=== WORKING DATA ===
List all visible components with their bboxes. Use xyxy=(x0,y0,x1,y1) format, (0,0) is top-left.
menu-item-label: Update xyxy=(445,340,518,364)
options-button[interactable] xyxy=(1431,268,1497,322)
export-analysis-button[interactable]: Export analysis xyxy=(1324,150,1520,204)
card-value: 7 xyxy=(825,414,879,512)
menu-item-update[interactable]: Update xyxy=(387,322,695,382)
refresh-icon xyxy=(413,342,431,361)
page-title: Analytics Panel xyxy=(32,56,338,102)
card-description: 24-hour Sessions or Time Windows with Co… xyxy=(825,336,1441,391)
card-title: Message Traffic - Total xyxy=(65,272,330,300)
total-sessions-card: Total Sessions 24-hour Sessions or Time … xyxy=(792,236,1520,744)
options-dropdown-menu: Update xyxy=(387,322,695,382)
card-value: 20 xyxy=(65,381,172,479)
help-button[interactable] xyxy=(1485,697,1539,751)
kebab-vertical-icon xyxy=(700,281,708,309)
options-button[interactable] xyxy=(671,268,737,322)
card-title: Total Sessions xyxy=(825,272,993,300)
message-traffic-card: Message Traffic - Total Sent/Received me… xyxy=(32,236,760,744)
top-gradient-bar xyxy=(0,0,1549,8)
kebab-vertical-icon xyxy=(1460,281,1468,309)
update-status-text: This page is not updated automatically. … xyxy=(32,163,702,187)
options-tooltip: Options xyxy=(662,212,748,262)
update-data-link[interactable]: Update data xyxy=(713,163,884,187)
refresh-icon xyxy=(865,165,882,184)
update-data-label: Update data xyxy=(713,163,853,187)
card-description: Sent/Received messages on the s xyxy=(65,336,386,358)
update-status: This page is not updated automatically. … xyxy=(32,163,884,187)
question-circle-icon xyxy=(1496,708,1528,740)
===
* **PROBLEM**
Change every "card-value" to "metric-value" in the records from the first line through the line containing "kebab-vertical-icon xyxy=(700,281,708,309)", inclusive, and output those lines with everything else unchanged.

* **TASK SOLUTION**
List all visible components with their bboxes. Use xyxy=(x0,y0,x1,y1) format, (0,0) is top-left.
menu-item-label: Update xyxy=(445,340,518,364)
options-button[interactable] xyxy=(1431,268,1497,322)
export-analysis-button[interactable]: Export analysis xyxy=(1324,150,1520,204)
metric-value: 7 xyxy=(825,414,879,512)
menu-item-update[interactable]: Update xyxy=(387,322,695,382)
refresh-icon xyxy=(413,342,431,361)
page-title: Analytics Panel xyxy=(32,56,338,102)
card-description: 24-hour Sessions or Time Windows with Co… xyxy=(825,336,1441,391)
card-title: Message Traffic - Total xyxy=(65,272,330,300)
total-sessions-card: Total Sessions 24-hour Sessions or Time … xyxy=(792,236,1520,744)
options-dropdown-menu: Update xyxy=(387,322,695,382)
metric-value: 20 xyxy=(65,381,172,479)
help-button[interactable] xyxy=(1485,697,1539,751)
kebab-vertical-icon xyxy=(700,281,708,309)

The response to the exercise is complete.